• _Directions for this task_:
Without the pictures, write out all the lines below exactly as they appear.

(Recorded data)

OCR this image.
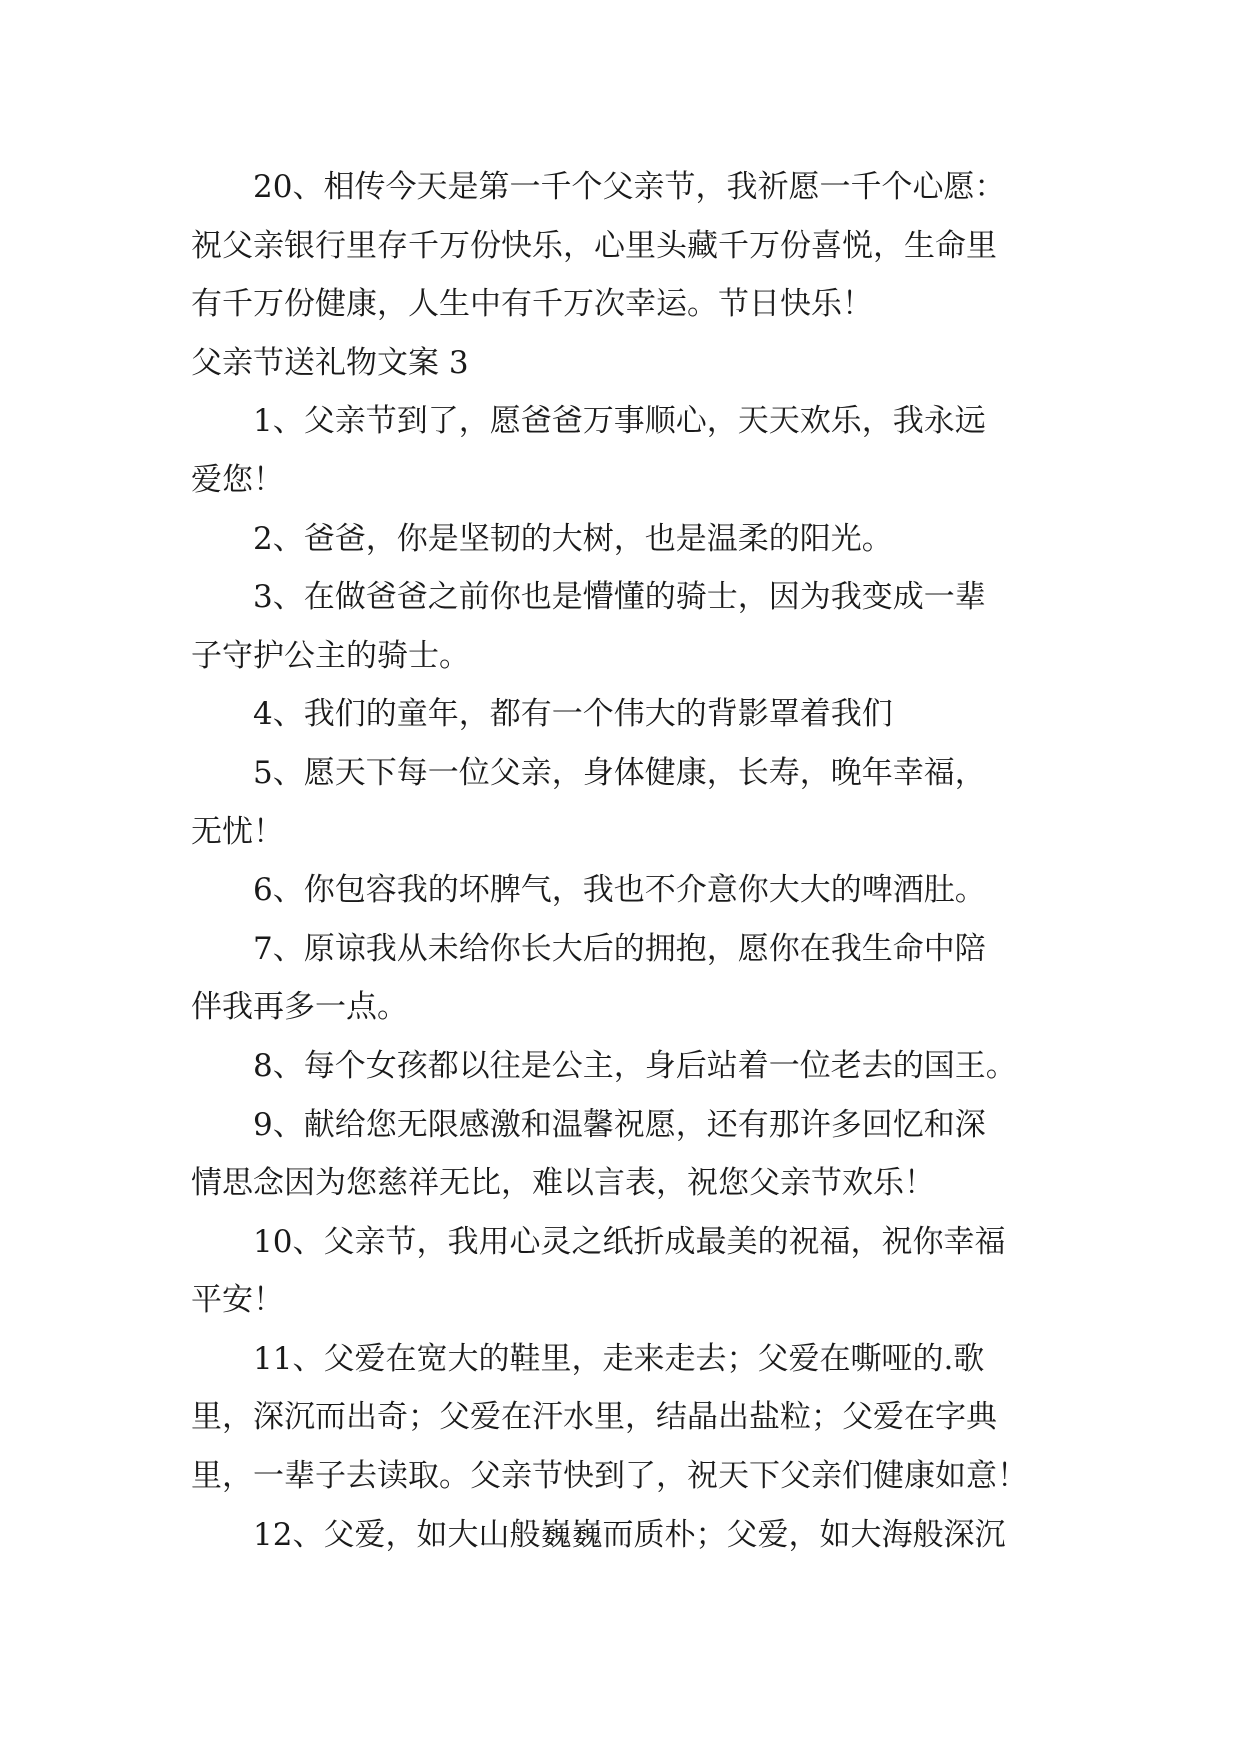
20、相传今天是第一千个父亲节，我祈愿一千个心愿：

祝父亲银行里存千万份快乐，心里头藏千万份喜悦，生命里

有千万份健康，人生中有千万次幸运。节日快乐！

父亲节送礼物文案 3

1、父亲节到了，愿爸爸万事顺心，天天欢乐，我永远

爱您！

2、爸爸，你是坚韧的大树，也是温柔的阳光。

3、在做爸爸之前你也是懵懂的骑士，因为我变成一辈

子守护公主的骑士。

4、我们的童年，都有一个伟大的背影罩着我们

5、愿天下每一位父亲，身体健康，长寿，晚年幸福，

无忧！

6、你包容我的坏脾气，我也不介意你大大的啤酒肚。

7、原谅我从未给你长大后的拥抱，愿你在我生命中陪

伴我再多一点。

8、每个女孩都以往是公主，身后站着一位老去的国王。

9、献给您无限感激和温馨祝愿，还有那许多回忆和深

情思念因为您慈祥无比，难以言表，祝您父亲节欢乐！

10、父亲节，我用心灵之纸折成最美的祝福，祝你幸福

平安！

11、父爱在宽大的鞋里，走来走去；父爱在嘶哑的.歌

里，深沉而出奇；父爱在汗水里，结晶出盐粒；父爱在字典

里，一辈子去读取。父亲节快到了，祝天下父亲们健康如意！

12、父爱，如大山般巍巍而质朴；父爱，如大海般深沉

• _The reply_:
OCR this image.
20、相传今天是第一千个父亲节，我祈愿一千个心愿：

祝父亲银行里存千万份快乐，心里头藏千万份喜悦，生命里

有千万份健康，人生中有千万次幸运。节日快乐！

父亲节送礼物文案 3

1、父亲节到了，愿爸爸万事顺心，天天欢乐，我永远

爱您！

2、爸爸，你是坚韧的大树，也是温柔的阳光。

3、在做爸爸之前你也是懵懂的骑士，因为我变成一辈

子守护公主的骑士。

4、我们的童年，都有一个伟大的背影罩着我们

5、愿天下每一位父亲，身体健康，长寿，晚年幸福，

无忧！

6、你包容我的坏脾气，我也不介意你大大的啤酒肚。

7、原谅我从未给你长大后的拥抱，愿你在我生命中陪

伴我再多一点。

8、每个女孩都以往是公主，身后站着一位老去的国王。

9、献给您无限感激和温馨祝愿，还有那许多回忆和深

情思念因为您慈祥无比，难以言表，祝您父亲节欢乐！

10、父亲节，我用心灵之纸折成最美的祝福，祝你幸福

平安！

11、父爱在宽大的鞋里，走来走去；父爱在嘶哑的.歌

里，深沉而出奇；父爱在汗水里，结晶出盐粒；父爱在字典

里，一辈子去读取。父亲节快到了，祝天下父亲们健康如意！

12、父爱，如大山般巍巍而质朴；父爱，如大海般深沉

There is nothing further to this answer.